Da Importância das Grandes Personalidades

"Goodbye England’s rose..."

É sempre interessante observar como a morte de uma grande personalidade traz à baila intermináveis elucubrações sobre a importância, a influência e o significado dos grandes nomes para as sociedades atuais. E é natural, portanto, que, no Brasil, um ano de baixas tão representativas (Paulo Francis, Mario Henrique Simonsen, Darcy Ribeiro, Antonio Callado — quatro passamentos ilustres em uma única semana) seja pautado pela reflexão constante acerca do assunto.

Movidos por uma espécie de banzo, por saudades intensas da figura que veio a falecer, recaímos imediatamente na conclusão fácil, comum e empobrecedora: — "Os ídolos estão acabando."

Para pessoas de idade avançada, tal aforismo é uma constante; retomam-no dia-a-dia, como um lema. (Lembrem-se de que é dos chamados "velhos" o hábito de denegrir o tempo presente.) Embora não pertença, cronologicamente, a essa categoria de pessoas, a cada falecimento de um dos nossos grandes homens, deixo de acreditar na minha geração, tornando-me mais e mais saudosista com relação às gerações anteriores.

Penso que a geração dos Anos Noventa, denominada X, Y ou Z (como quiserem), vagueia sem rumo, sem direção, dispersa em meio a tantas possibilidades, a tantas mídias. Sofre da síndrome de Leonardo da Vinci, sem o talento genial do mestre; e sofre do efeito "redação tema livre": — "Tanto a escrever... mas exatamente sobre o quê falar?"

··········

# Lista de tarefas
1. Diga se cada afirmação abaixo está de acordo com o trecho fornecido, respondendo sim ou não e citando literalmente as palavras do trecho que decidem a questão.
(a) O trecho menciona quatro mortes ilustres ocorridas em uma única semana.
(b) Quem escreve afirma pertencer, cronologicamente, à categoria das pessoas de idade avançada.
(c) Segundo o trecho, a geração dos Anos Noventa tem o talento genial de Leonardo da Vinci.
2. Renomeie "bar-value-label" para "bar-label" nas entradas, começando na primeira linha e parando depois da linha que contém "1428 1208 1661</box>". Reproduza apenas essas linhas, sem mudar mais nada.

(Registros de anotação espacial)
··········

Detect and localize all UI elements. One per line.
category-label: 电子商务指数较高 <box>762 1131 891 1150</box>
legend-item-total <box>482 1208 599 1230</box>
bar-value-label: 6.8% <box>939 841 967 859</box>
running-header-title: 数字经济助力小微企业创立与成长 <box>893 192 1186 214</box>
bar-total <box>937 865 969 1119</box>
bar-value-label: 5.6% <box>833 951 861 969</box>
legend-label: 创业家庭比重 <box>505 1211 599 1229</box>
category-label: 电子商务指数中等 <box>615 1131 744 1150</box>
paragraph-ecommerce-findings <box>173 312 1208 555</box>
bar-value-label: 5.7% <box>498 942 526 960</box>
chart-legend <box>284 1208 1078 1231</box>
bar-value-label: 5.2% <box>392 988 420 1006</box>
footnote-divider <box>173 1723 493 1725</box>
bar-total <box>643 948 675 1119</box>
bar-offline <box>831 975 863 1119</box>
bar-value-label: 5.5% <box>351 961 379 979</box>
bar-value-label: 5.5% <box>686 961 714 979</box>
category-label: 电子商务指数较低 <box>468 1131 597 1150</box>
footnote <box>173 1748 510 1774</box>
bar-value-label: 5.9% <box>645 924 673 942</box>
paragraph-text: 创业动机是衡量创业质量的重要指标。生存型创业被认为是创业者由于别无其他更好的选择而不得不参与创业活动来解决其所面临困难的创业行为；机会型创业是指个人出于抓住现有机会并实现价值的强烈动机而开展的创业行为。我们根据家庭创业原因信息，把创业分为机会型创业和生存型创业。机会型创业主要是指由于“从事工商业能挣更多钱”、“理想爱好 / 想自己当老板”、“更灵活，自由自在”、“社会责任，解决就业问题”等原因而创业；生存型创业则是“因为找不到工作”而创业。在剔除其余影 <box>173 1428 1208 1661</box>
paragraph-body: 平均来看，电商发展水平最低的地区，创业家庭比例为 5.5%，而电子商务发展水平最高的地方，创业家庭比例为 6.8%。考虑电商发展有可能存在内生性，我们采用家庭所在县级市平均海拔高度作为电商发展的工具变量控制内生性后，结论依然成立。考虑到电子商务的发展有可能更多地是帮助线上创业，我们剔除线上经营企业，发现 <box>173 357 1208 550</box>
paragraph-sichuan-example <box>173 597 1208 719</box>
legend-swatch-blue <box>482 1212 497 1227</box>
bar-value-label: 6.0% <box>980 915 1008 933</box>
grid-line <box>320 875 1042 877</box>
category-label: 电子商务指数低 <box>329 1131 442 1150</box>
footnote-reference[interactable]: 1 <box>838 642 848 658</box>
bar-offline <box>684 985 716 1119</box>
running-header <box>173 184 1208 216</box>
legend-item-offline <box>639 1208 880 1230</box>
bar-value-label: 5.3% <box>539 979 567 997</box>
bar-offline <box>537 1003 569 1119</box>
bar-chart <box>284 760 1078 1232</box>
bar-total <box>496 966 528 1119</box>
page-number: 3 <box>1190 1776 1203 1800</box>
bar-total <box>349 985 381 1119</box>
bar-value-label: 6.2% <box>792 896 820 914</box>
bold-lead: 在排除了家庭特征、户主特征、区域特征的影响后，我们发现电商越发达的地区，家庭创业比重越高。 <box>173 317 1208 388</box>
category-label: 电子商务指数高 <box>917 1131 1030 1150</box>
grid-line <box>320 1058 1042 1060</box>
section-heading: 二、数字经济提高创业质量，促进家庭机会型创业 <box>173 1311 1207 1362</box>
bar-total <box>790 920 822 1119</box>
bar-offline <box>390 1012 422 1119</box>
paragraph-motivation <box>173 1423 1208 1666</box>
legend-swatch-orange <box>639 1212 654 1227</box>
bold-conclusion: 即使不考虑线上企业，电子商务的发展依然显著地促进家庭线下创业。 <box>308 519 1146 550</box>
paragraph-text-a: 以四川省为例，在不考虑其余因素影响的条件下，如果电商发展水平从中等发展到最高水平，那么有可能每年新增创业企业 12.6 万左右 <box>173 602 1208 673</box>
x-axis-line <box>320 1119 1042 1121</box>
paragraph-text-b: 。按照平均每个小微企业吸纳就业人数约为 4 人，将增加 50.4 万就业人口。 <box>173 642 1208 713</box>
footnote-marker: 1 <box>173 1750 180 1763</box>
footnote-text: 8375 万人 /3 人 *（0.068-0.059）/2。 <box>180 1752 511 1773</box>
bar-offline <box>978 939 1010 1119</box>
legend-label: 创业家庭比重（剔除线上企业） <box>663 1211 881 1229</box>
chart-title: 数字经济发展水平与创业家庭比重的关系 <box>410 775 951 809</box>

··········

# Respostas por tarefa
1.
(a) Sim: "quatro passamentos ilustres em uma única semana".
(b) Não: "Embora não pertença, cronologicamente, a essa categoria de pessoas".
(c) Não: "Sofre da síndrome de Leonardo da Vinci, sem o talento genial do mestre".

2.
Detect and localize all UI elements. One per line.
category-label: 电子商务指数较高 <box>762 1131 891 1150</box>
legend-item-total <box>482 1208 599 1230</box>
bar-label: 6.8% <box>939 841 967 859</box>
running-header-title: 数字经济助力小微企业创立与成长 <box>893 192 1186 214</box>
bar-total <box>937 865 969 1119</box>
bar-label: 5.6% <box>833 951 861 969</box>
legend-label: 创业家庭比重 <box>505 1211 599 1229</box>
category-label: 电子商务指数中等 <box>615 1131 744 1150</box>
paragraph-ecommerce-findings <box>173 312 1208 555</box>
bar-label: 5.7% <box>498 942 526 960</box>
chart-legend <box>284 1208 1078 1231</box>
bar-label: 5.2% <box>392 988 420 1006</box>
footnote-divider <box>173 1723 493 1725</box>
bar-total <box>643 948 675 1119</box>
bar-offline <box>831 975 863 1119</box>
bar-label: 5.5% <box>351 961 379 979</box>
bar-label: 5.5% <box>686 961 714 979</box>
category-label: 电子商务指数较低 <box>468 1131 597 1150</box>
footnote <box>173 1748 510 1774</box>
bar-label: 5.9% <box>645 924 673 942</box>
paragraph-text: 创业动机是衡量创业质量的重要指标。生存型创业被认为是创业者由于别无其他更好的选择而不得不参与创业活动来解决其所面临困难的创业行为；机会型创业是指个人出于抓住现有机会并实现价值的强烈动机而开展的创业行为。我们根据家庭创业原因信息，把创业分为机会型创业和生存型创业。机会型创业主要是指由于“从事工商业能挣更多钱”、“理想爱好 / 想自己当老板”、“更灵活，自由自在”、“社会责任，解决就业问题”等原因而创业；生存型创业则是“因为找不到工作”而创业。在剔除其余影 <box>173 1428 1208 1661</box>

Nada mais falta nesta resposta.